• [Task brief]:
Output the records exactly as they appear, with no pictures included.

• [Material provided]:
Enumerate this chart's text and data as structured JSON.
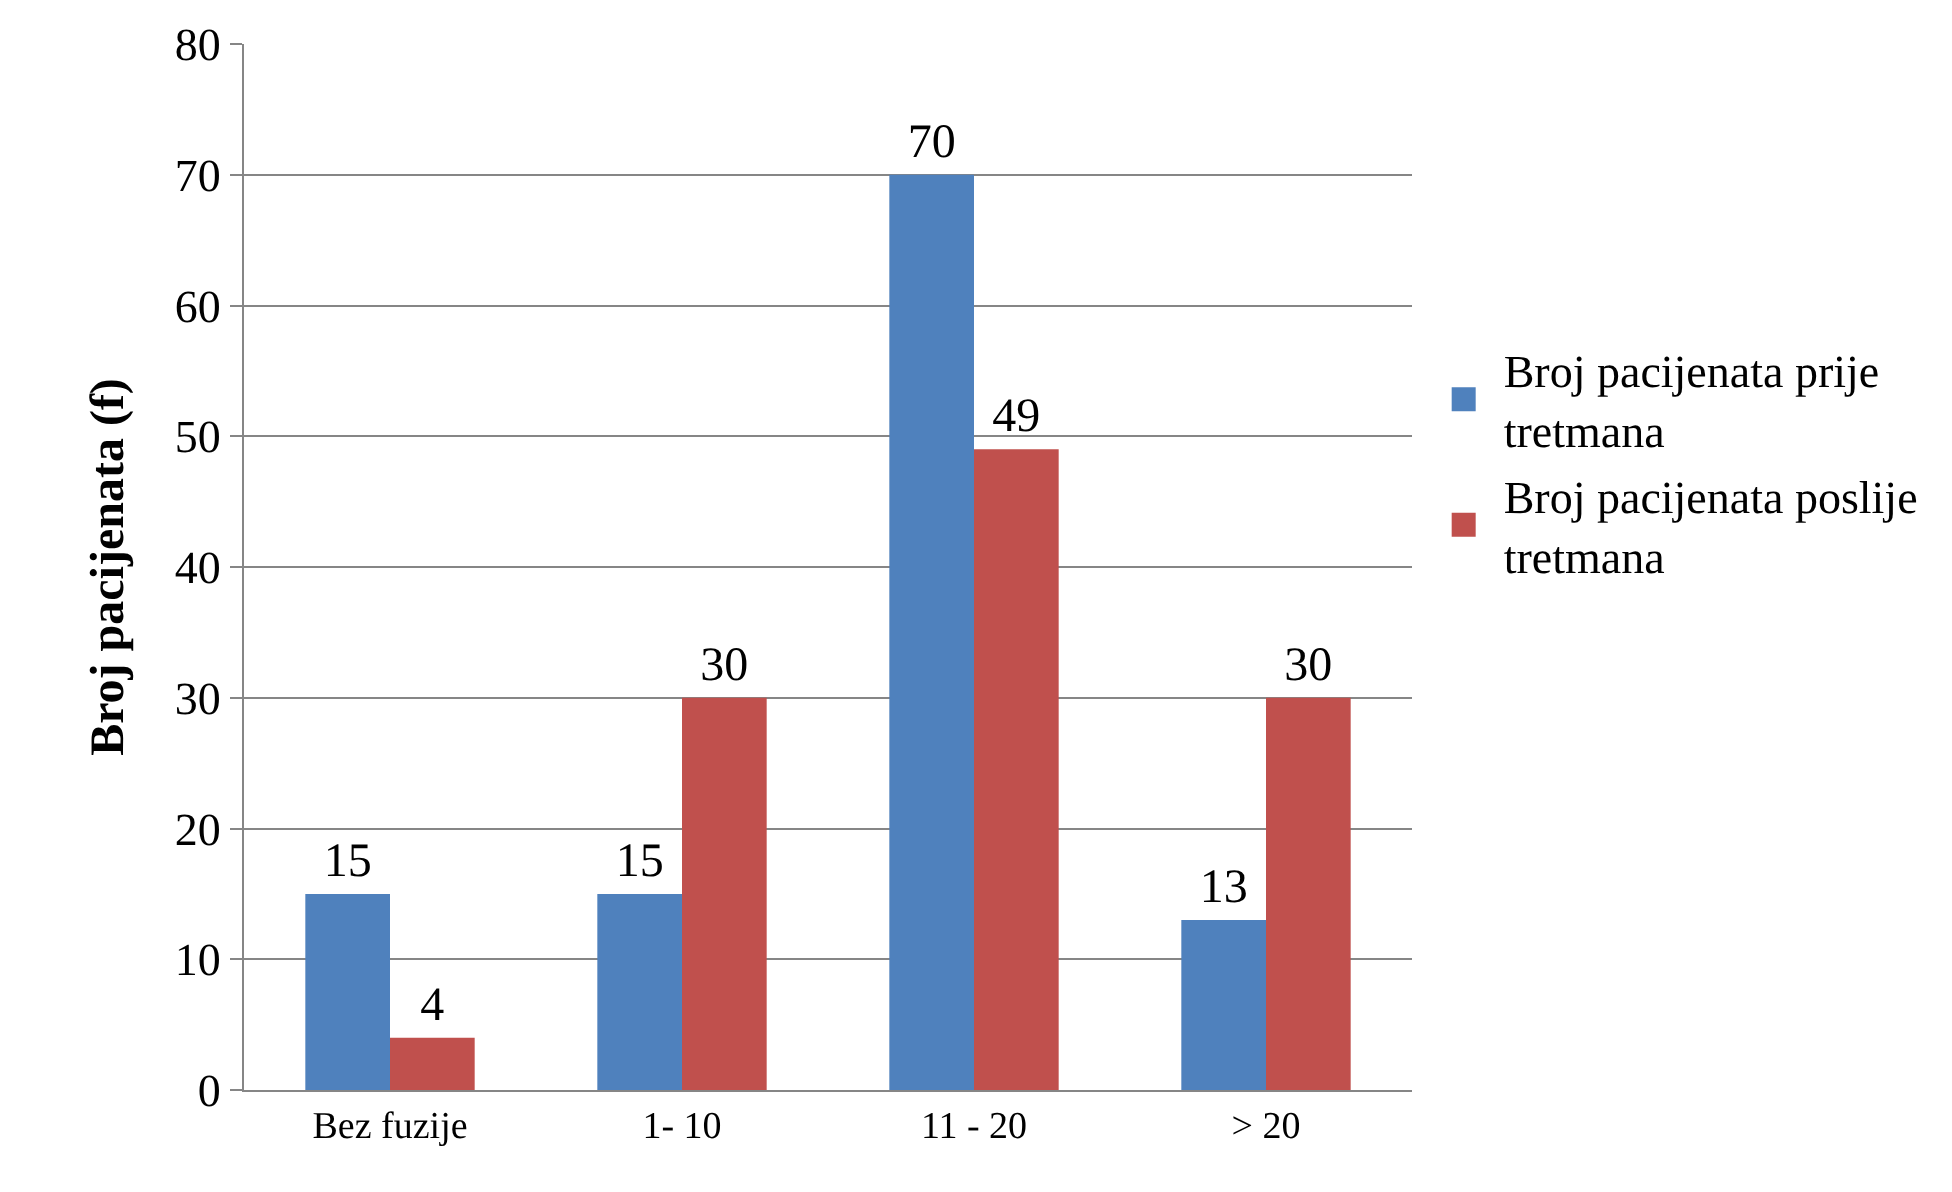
{
  "chart_data": {
    "type": "bar",
    "ylabel": "Broj pacijenata (f)",
    "categories": [
      "Bez fuzije",
      "1- 10",
      "11 - 20",
      "> 20"
    ],
    "series": [
      {
        "name": "Broj pacijenata prije tretmana",
        "color": "#4f81bd",
        "values": [
          15,
          15,
          70,
          13
        ]
      },
      {
        "name": "Broj pacijenata poslije tretmana",
        "color": "#c0504d",
        "values": [
          4,
          30,
          49,
          30
        ]
      }
    ],
    "ylim": [
      0,
      80
    ],
    "yticks": [
      0,
      10,
      20,
      30,
      40,
      50,
      60,
      70,
      80
    ],
    "grid": "y",
    "legend": "right",
    "data_labels": true
  }
}
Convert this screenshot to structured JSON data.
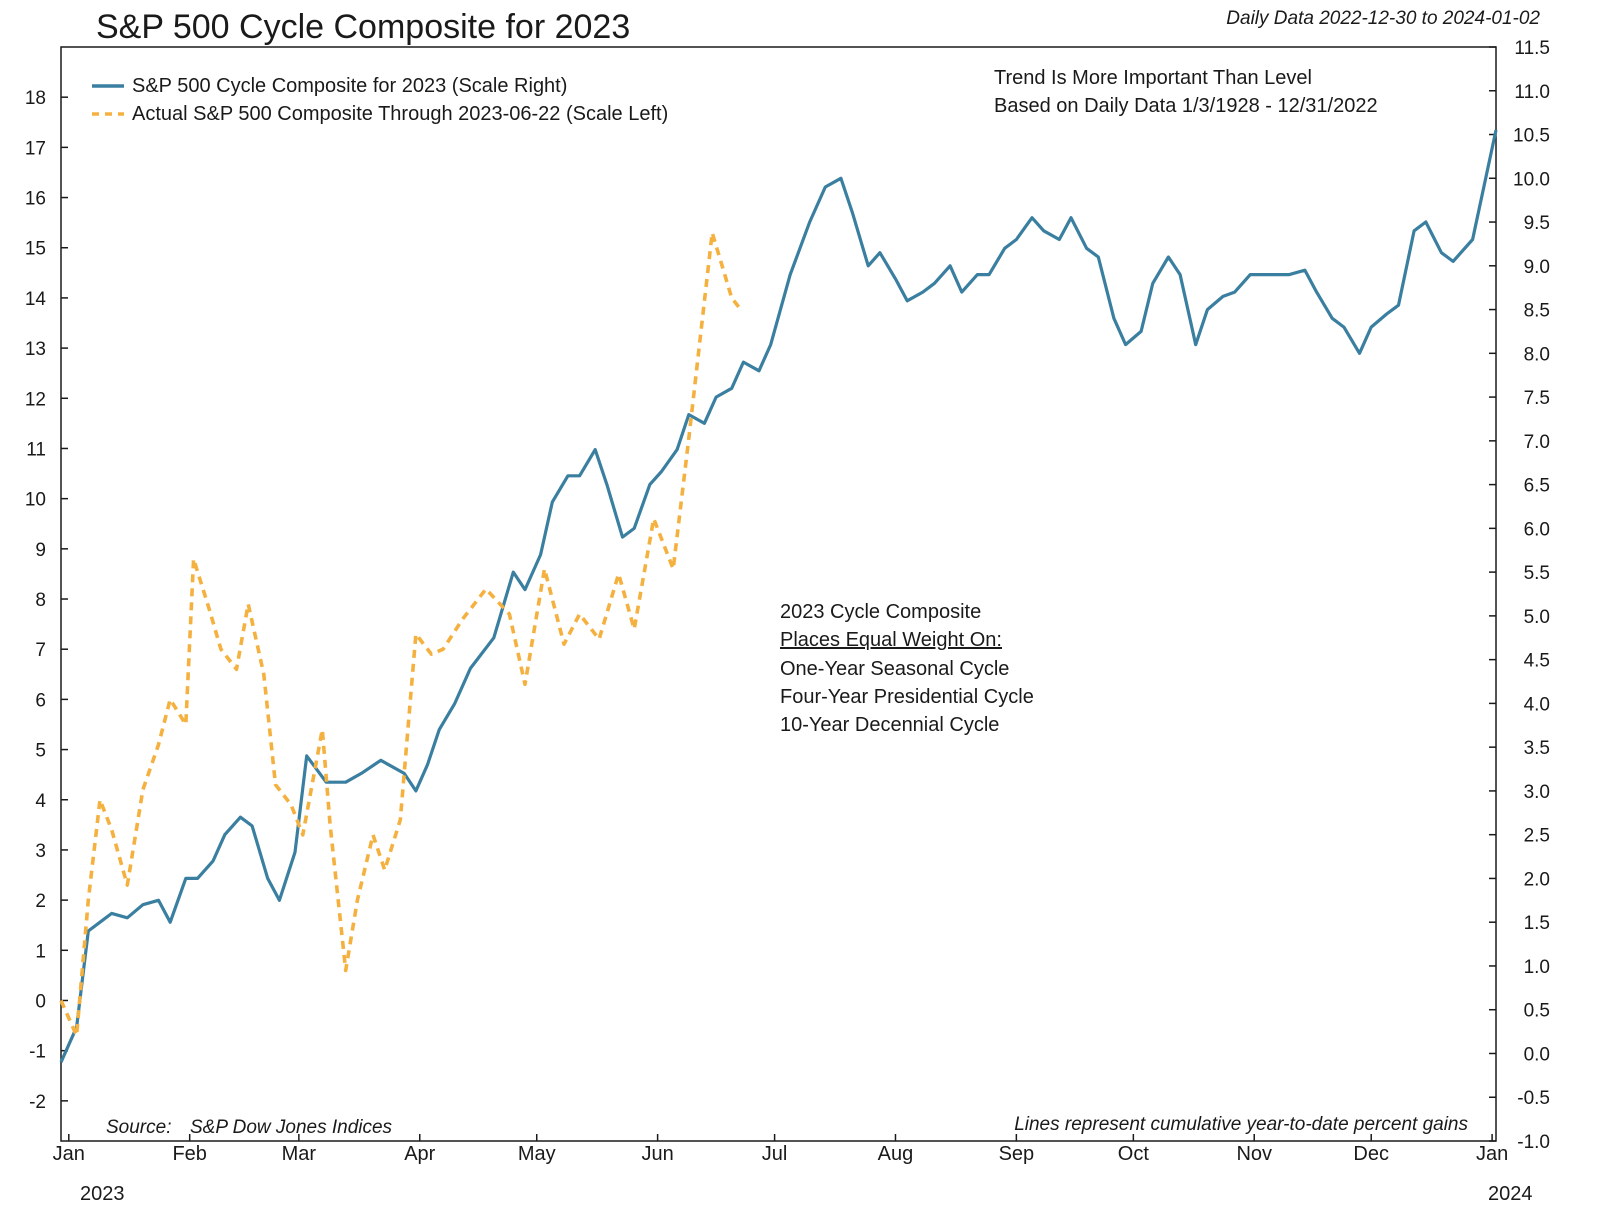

• [Result for this task]:
Enumerate this chart's text and data as structured JSON.
{
  "chart_data": {
    "type": "bar",
    "ylabel": "Broj pacijenata (f)",
    "categories": [
      "Bez fuzije",
      "1- 10",
      "11 - 20",
      "> 20"
    ],
    "series": [
      {
        "name": "Broj pacijenata prije tretmana",
        "color": "#4f81bd",
        "values": [
          15,
          15,
          70,
          13
        ]
      },
      {
        "name": "Broj pacijenata poslije tretmana",
        "color": "#c0504d",
        "values": [
          4,
          30,
          49,
          30
        ]
      }
    ],
    "ylim": [
      0,
      80
    ],
    "yticks": [
      0,
      10,
      20,
      30,
      40,
      50,
      60,
      70,
      80
    ],
    "grid": "y",
    "legend": "right",
    "data_labels": true
  }
}
Convert this screenshot to structured JSON data.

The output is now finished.